Short exercise
Quote the data below in full, please, without altering anything.

Materials provided
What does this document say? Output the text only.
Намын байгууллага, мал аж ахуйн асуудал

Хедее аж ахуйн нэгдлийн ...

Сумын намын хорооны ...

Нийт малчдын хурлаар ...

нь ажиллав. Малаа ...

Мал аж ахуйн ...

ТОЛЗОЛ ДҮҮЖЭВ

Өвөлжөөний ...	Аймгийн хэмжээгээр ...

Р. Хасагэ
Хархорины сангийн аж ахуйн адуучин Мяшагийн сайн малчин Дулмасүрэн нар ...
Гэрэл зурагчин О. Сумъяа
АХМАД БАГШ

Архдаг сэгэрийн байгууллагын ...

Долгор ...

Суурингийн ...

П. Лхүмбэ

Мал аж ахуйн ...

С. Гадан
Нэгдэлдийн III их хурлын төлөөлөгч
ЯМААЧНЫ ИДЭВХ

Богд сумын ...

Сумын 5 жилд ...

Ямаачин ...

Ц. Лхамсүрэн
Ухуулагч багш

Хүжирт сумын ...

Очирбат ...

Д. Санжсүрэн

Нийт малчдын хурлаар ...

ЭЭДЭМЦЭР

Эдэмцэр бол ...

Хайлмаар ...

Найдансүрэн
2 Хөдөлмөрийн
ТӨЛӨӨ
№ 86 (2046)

Final result
What does this document say? Output the text only.
Намын байгууллага, мал аж ахуйн асуудал

Хедее аж ахуйн нэгдлийн ...

Сумын намын хорооны ...

Нийт малчдын хурлаар ...

нь ажиллав. Малаа ...

Мал аж ахуйн ...

ТОЛЗОЛ ДҮҮЖЭВ

Өвөлжөөний ...	Аймгийн хэмжээгээр ...

Р. Хасагэ
Хархорины сангийн аж ахуйн адуучин Мяшагийн сайн малчин Дулмасүрэн нар ...
Гэрэл зурагчин О. Сумъяа
АХМАД БАГШ

Архдаг сэгэрийн байгууллагын ...

Долгор ...

Суурингийн ...

П. Лхүмбэ

Мал аж ахуйн ...

С. Гадан
Нэгдэлдийн III их хурлын төлөөлөгч
ЯМААЧНЫ ИДЭВХ

Богд сумын ...

Сумын 5 жилд ...

Ямаачин ...

Ц. Лхамсүрэн
Ухуулагч багш

Хүжирт сумын ...

Очирбат ...

Д. Санжсүрэн

Нийт малчдын хурлаар ...

ЭЭДЭМЦЭР

Эдэмцэр бол ...

Хайлмаар ...

Найдансүрэн
2 Хөдөлмөрийн
ТӨЛӨӨ
№ 86 (2046)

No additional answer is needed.